Can you find the lines of the listing that include "Prices" and copy every one?
● ● ●
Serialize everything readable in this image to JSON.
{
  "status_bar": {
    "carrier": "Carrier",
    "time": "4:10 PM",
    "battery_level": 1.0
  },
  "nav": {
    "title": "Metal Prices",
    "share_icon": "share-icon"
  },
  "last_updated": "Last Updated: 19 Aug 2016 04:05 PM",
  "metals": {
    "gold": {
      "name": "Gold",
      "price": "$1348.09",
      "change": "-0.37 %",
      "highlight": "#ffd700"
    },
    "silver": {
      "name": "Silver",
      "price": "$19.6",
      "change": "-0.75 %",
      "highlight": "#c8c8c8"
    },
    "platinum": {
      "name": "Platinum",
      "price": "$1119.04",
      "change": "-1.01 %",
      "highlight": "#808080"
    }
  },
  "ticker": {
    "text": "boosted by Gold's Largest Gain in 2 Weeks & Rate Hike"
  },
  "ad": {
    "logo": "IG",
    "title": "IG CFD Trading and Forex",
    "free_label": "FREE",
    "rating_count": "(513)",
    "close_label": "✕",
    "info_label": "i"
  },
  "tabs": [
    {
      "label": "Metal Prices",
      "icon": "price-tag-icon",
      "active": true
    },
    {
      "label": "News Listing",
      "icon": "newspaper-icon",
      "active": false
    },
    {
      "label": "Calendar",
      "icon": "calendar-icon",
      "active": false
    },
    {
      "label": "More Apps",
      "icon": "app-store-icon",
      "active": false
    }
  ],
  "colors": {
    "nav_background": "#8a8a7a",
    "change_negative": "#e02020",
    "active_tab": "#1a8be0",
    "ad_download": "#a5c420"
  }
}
● ● ●
## THE RESULT
    "title": "Metal Prices",
      "label": "Metal Prices",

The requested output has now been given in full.